→ **OBJECTIVE**
Filter the listing below, copying every line in which the word "high" appears.

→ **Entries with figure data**
● ● ● ●
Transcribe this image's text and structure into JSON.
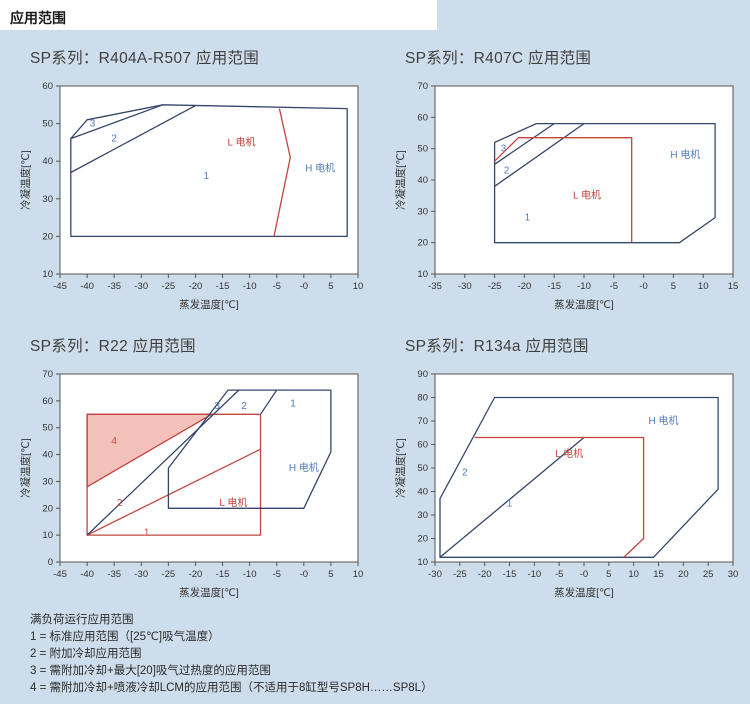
{
  "page": {
    "title": "应用范围"
  },
  "colors": {
    "panel_bg": "#cdddeb",
    "plot_bg": "#ffffff",
    "plot_border": "#555555",
    "navy": "#36466b",
    "red": "#c0453e",
    "pink": "#f3c1ba",
    "label_blue": "#4f7db8",
    "tick_text": "#333333",
    "title_text": "#404040",
    "legend_text": "#2b2b2b"
  },
  "legend": {
    "title": "满负荷运行应用范围",
    "items": [
      "1 = 标准应用范围（[25℃]吸气温度）",
      "2 = 附加冷却应用范围",
      "3 = 需附加冷却+最大[20]吸气过热度的应用范围",
      "4 = 需附加冷却+喷液冷却LCM的应用范围（不适用于8缸型号SP8H……SP8L）"
    ]
  },
  "chart_data": [
    {
      "id": "r404a-r507",
      "type": "operating-envelope",
      "title": "SP系列：R404A-R507 应用范围",
      "refrigerant": "R404A-R507",
      "xlabel": "蒸发温度[℃]",
      "ylabel": "冷凝温度[℃]",
      "xlim": [
        -45,
        10
      ],
      "ylim": [
        10,
        60
      ],
      "grid": false,
      "xticks": [
        [
          -45,
          "-45"
        ],
        [
          -40,
          "-40"
        ],
        [
          -35,
          "-35"
        ],
        [
          -30,
          "-30"
        ],
        [
          -25,
          "-25"
        ],
        [
          -20,
          "-20"
        ],
        [
          -15,
          "-15"
        ],
        [
          -10,
          "-10"
        ],
        [
          -5,
          "-5"
        ],
        [
          0,
          "-0"
        ],
        [
          5,
          "5"
        ],
        [
          10,
          "10"
        ]
      ],
      "yticks": [
        [
          10,
          "10"
        ],
        [
          20,
          "20"
        ],
        [
          30,
          "30"
        ],
        [
          40,
          "40"
        ],
        [
          50,
          "50"
        ],
        [
          60,
          "60"
        ]
      ],
      "shapes": [
        {
          "name": "operating-envelope",
          "kind": "polygon",
          "color": "navy",
          "points": [
            [
              -43,
              20
            ],
            [
              -43,
              46
            ],
            [
              -40,
              51
            ],
            [
              -26,
              55
            ],
            [
              8,
              54
            ],
            [
              8,
              20
            ]
          ]
        },
        {
          "name": "region-3-boundary",
          "kind": "polyline",
          "color": "navy",
          "points": [
            [
              -43,
              46
            ],
            [
              -26,
              55
            ]
          ]
        },
        {
          "name": "region-2-boundary",
          "kind": "polyline",
          "color": "navy",
          "points": [
            [
              -43,
              37
            ],
            [
              -20,
              54.8
            ]
          ]
        },
        {
          "name": "l-motor-boundary",
          "kind": "polyline",
          "color": "red",
          "points": [
            [
              -4.5,
              54
            ],
            [
              -2.5,
              41
            ],
            [
              -5.5,
              20
            ]
          ]
        }
      ],
      "labels": [
        {
          "name": "region-3-label",
          "text": "3",
          "x": -39,
          "y": 50,
          "color": "blue"
        },
        {
          "name": "region-2-label",
          "text": "2",
          "x": -35,
          "y": 46,
          "color": "blue"
        },
        {
          "name": "region-1-label",
          "text": "1",
          "x": -18,
          "y": 36,
          "color": "blue"
        },
        {
          "name": "l-motor-label",
          "text": "L 电机",
          "x": -11.5,
          "y": 45,
          "color": "red"
        },
        {
          "name": "h-motor-label",
          "text": "H 电机",
          "x": 3,
          "y": 38,
          "color": "blue"
        }
      ]
    },
    {
      "id": "r407c",
      "type": "operating-envelope",
      "title": "SP系列：R407C 应用范围",
      "refrigerant": "R407C",
      "xlabel": "蒸发温度[℃]",
      "ylabel": "冷凝温度[℃]",
      "xlim": [
        -35,
        15
      ],
      "ylim": [
        10,
        70
      ],
      "grid": false,
      "xticks": [
        [
          -35,
          "-35"
        ],
        [
          -30,
          "-30"
        ],
        [
          -25,
          "-25"
        ],
        [
          -20,
          "-20"
        ],
        [
          -15,
          "-15"
        ],
        [
          -10,
          "-10"
        ],
        [
          -5,
          "-5"
        ],
        [
          0,
          "-0"
        ],
        [
          5,
          "5"
        ],
        [
          10,
          "10"
        ],
        [
          15,
          "15"
        ]
      ],
      "yticks": [
        [
          10,
          "10"
        ],
        [
          20,
          "20"
        ],
        [
          30,
          "30"
        ],
        [
          40,
          "40"
        ],
        [
          50,
          "50"
        ],
        [
          60,
          "60"
        ],
        [
          70,
          "70"
        ]
      ],
      "shapes": [
        {
          "name": "operating-envelope",
          "kind": "polygon",
          "color": "navy",
          "points": [
            [
              -25,
              20
            ],
            [
              -25,
              52
            ],
            [
              -18,
              58
            ],
            [
              12,
              58
            ],
            [
              12,
              28
            ],
            [
              6,
              20
            ]
          ]
        },
        {
          "name": "region-3-boundary",
          "kind": "polyline",
          "color": "navy",
          "points": [
            [
              -25,
              45
            ],
            [
              -15,
              58
            ]
          ]
        },
        {
          "name": "region-2-boundary",
          "kind": "polyline",
          "color": "navy",
          "points": [
            [
              -25,
              38
            ],
            [
              -10,
              58
            ]
          ]
        },
        {
          "name": "l-motor-boundary",
          "kind": "polyline",
          "color": "red",
          "points": [
            [
              -25,
              46
            ],
            [
              -21,
              53.5
            ],
            [
              -2,
              53.5
            ],
            [
              -2,
              20
            ]
          ]
        }
      ],
      "labels": [
        {
          "name": "region-3-label",
          "text": "3",
          "x": -23.5,
          "y": 50,
          "color": "blue"
        },
        {
          "name": "region-2-label",
          "text": "2",
          "x": -23,
          "y": 43,
          "color": "blue"
        },
        {
          "name": "region-1-label",
          "text": "1",
          "x": -19.5,
          "y": 28,
          "color": "blue"
        },
        {
          "name": "l-motor-label",
          "text": "L 电机",
          "x": -9.5,
          "y": 35,
          "color": "red"
        },
        {
          "name": "h-motor-label",
          "text": "H 电机",
          "x": 7,
          "y": 48,
          "color": "blue"
        }
      ]
    },
    {
      "id": "r22",
      "type": "operating-envelope",
      "title": "SP系列：R22 应用范围",
      "refrigerant": "R22",
      "xlabel": "蒸发温度[℃]",
      "ylabel": "冷凝温度[℃]",
      "xlim": [
        -45,
        10
      ],
      "ylim": [
        0,
        70
      ],
      "grid": false,
      "xticks": [
        [
          -45,
          "-45"
        ],
        [
          -40,
          "-40"
        ],
        [
          -35,
          "-35"
        ],
        [
          -30,
          "-30"
        ],
        [
          -25,
          "-25"
        ],
        [
          -20,
          "-20"
        ],
        [
          -15,
          "-15"
        ],
        [
          -10,
          "-10"
        ],
        [
          -5,
          "-5"
        ],
        [
          0,
          "-0"
        ],
        [
          5,
          "5"
        ],
        [
          10,
          "10"
        ]
      ],
      "yticks": [
        [
          0,
          "0"
        ],
        [
          10,
          "10"
        ],
        [
          20,
          "20"
        ],
        [
          30,
          "30"
        ],
        [
          40,
          "40"
        ],
        [
          50,
          "50"
        ],
        [
          60,
          "60"
        ],
        [
          70,
          "70"
        ]
      ],
      "shapes": [
        {
          "name": "region-4-area",
          "kind": "polygon",
          "color": "red",
          "fill": "pink",
          "points": [
            [
              -40,
              28
            ],
            [
              -40,
              55
            ],
            [
              -17,
              55
            ]
          ]
        },
        {
          "name": "l-motor-envelope",
          "kind": "polygon",
          "color": "red",
          "points": [
            [
              -40,
              10
            ],
            [
              -40,
              55
            ],
            [
              -8,
              55
            ],
            [
              -8,
              10
            ]
          ]
        },
        {
          "name": "region-1-2-boundary",
          "kind": "polyline",
          "color": "red",
          "points": [
            [
              -40,
              10
            ],
            [
              -8,
              42
            ]
          ]
        },
        {
          "name": "h-motor-envelope",
          "kind": "polygon",
          "color": "navy",
          "points": [
            [
              -25,
              20
            ],
            [
              -25,
              35
            ],
            [
              -14,
              64
            ],
            [
              5,
              64
            ],
            [
              5,
              41
            ],
            [
              0,
              20
            ]
          ]
        },
        {
          "name": "superheat-boundary",
          "kind": "polyline",
          "color": "navy",
          "points": [
            [
              -40,
              10
            ],
            [
              -12,
              64
            ]
          ]
        },
        {
          "name": "region-2-1-boundary",
          "kind": "polyline",
          "color": "navy",
          "points": [
            [
              -8,
              55
            ],
            [
              -5,
              64
            ]
          ]
        }
      ],
      "labels": [
        {
          "name": "region-4-label",
          "text": "4",
          "x": -35,
          "y": 45,
          "color": "red"
        },
        {
          "name": "region-2-low-label",
          "text": "2",
          "x": -34,
          "y": 22,
          "color": "red"
        },
        {
          "name": "region-1-low-label",
          "text": "1",
          "x": -29,
          "y": 11,
          "color": "red"
        },
        {
          "name": "region-3-label",
          "text": "3",
          "x": -16,
          "y": 58,
          "color": "blue"
        },
        {
          "name": "region-2-high-label",
          "text": "2",
          "x": -11,
          "y": 58,
          "color": "blue"
        },
        {
          "name": "region-1-high-label",
          "text": "1",
          "x": -2,
          "y": 59,
          "color": "blue"
        },
        {
          "name": "l-motor-label",
          "text": "L 电机",
          "x": -13,
          "y": 22,
          "color": "red"
        },
        {
          "name": "h-motor-label",
          "text": "H 电机",
          "x": 0,
          "y": 35,
          "color": "blue"
        }
      ]
    },
    {
      "id": "r134a",
      "type": "operating-envelope",
      "title": "SP系列：R134a 应用范围",
      "refrigerant": "R134a",
      "xlabel": "蒸发温度[℃]",
      "ylabel": "冷凝温度[℃]",
      "xlim": [
        -30,
        30
      ],
      "ylim": [
        10,
        90
      ],
      "grid": false,
      "xticks": [
        [
          -30,
          "-30"
        ],
        [
          -25,
          "-25"
        ],
        [
          -20,
          "-20"
        ],
        [
          -15,
          "-15"
        ],
        [
          -10,
          "-10"
        ],
        [
          -5,
          "-5"
        ],
        [
          0,
          "-0"
        ],
        [
          5,
          "5"
        ],
        [
          10,
          "10"
        ],
        [
          15,
          "15"
        ],
        [
          20,
          "20"
        ],
        [
          25,
          "25"
        ],
        [
          30,
          "30"
        ]
      ],
      "yticks": [
        [
          10,
          "10"
        ],
        [
          20,
          "20"
        ],
        [
          30,
          "30"
        ],
        [
          40,
          "40"
        ],
        [
          50,
          "50"
        ],
        [
          60,
          "60"
        ],
        [
          70,
          "70"
        ],
        [
          80,
          "80"
        ],
        [
          90,
          "90"
        ]
      ],
      "shapes": [
        {
          "name": "operating-envelope",
          "kind": "polygon",
          "color": "navy",
          "points": [
            [
              -29,
              12
            ],
            [
              -29,
              37
            ],
            [
              -18,
              80
            ],
            [
              27,
              80
            ],
            [
              27,
              41
            ],
            [
              14,
              12
            ]
          ]
        },
        {
          "name": "region-2-boundary",
          "kind": "polyline",
          "color": "navy",
          "points": [
            [
              -29,
              12
            ],
            [
              0,
              63
            ]
          ]
        },
        {
          "name": "l-motor-boundary",
          "kind": "polyline",
          "color": "red",
          "points": [
            [
              -22,
              63
            ],
            [
              12,
              63
            ],
            [
              12,
              20
            ],
            [
              8,
              12
            ]
          ]
        }
      ],
      "labels": [
        {
          "name": "region-2-label",
          "text": "2",
          "x": -24,
          "y": 48,
          "color": "blue"
        },
        {
          "name": "region-1-label",
          "text": "1",
          "x": -15,
          "y": 35,
          "color": "blue"
        },
        {
          "name": "l-motor-label",
          "text": "L 电机",
          "x": -3,
          "y": 56,
          "color": "red"
        },
        {
          "name": "h-motor-label",
          "text": "H 电机",
          "x": 16,
          "y": 70,
          "color": "blue"
        }
      ]
    }
  ]
}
● ● ● ●
→ **EXPECTED ANSWER**
          "name": "region-2-high-label",
          "name": "region-1-high-label",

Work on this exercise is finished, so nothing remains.